Stored data:
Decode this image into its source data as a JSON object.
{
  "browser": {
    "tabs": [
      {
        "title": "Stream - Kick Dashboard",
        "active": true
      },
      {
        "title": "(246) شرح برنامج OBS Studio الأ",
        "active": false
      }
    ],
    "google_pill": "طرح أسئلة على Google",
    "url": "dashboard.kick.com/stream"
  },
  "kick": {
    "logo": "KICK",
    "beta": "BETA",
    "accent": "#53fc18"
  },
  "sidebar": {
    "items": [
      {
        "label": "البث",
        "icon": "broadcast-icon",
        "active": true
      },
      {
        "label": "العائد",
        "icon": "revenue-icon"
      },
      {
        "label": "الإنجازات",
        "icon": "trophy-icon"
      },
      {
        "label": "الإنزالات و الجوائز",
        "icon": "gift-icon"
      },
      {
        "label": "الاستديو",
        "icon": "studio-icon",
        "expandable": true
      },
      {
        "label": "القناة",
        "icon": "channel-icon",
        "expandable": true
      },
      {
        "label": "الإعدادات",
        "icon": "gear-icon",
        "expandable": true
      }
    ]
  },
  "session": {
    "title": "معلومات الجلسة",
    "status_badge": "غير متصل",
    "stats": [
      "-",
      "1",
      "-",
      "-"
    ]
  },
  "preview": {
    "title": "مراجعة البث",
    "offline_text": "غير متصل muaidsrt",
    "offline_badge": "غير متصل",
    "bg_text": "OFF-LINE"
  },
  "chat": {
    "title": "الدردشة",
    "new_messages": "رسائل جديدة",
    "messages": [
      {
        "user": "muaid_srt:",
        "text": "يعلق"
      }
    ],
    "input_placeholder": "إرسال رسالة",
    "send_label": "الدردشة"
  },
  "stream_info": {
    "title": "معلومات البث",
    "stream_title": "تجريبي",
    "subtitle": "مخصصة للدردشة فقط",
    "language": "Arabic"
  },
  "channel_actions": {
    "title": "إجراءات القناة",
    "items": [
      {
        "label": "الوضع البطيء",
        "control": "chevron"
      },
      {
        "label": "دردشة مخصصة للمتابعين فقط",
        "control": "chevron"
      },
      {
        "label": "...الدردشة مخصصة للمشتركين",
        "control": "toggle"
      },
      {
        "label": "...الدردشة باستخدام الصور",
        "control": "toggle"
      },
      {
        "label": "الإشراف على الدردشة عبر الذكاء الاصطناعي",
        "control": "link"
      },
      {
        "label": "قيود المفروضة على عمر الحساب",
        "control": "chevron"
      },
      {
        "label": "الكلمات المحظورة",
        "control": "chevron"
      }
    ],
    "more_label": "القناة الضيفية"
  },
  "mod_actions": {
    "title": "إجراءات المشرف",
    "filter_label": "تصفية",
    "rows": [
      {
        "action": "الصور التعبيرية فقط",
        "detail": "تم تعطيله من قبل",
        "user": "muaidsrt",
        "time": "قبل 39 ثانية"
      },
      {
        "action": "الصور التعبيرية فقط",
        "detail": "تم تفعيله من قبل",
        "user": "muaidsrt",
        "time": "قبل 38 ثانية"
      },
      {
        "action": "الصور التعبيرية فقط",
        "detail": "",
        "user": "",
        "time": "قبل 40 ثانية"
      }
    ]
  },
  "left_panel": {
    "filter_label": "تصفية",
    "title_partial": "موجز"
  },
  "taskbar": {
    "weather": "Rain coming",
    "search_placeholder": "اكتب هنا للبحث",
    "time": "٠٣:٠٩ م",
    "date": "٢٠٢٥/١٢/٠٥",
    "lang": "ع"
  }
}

• _Description of the task_
Report how many lines in these entries contain "الدردشة". Answer with the number only.

• _Completed exercise_
5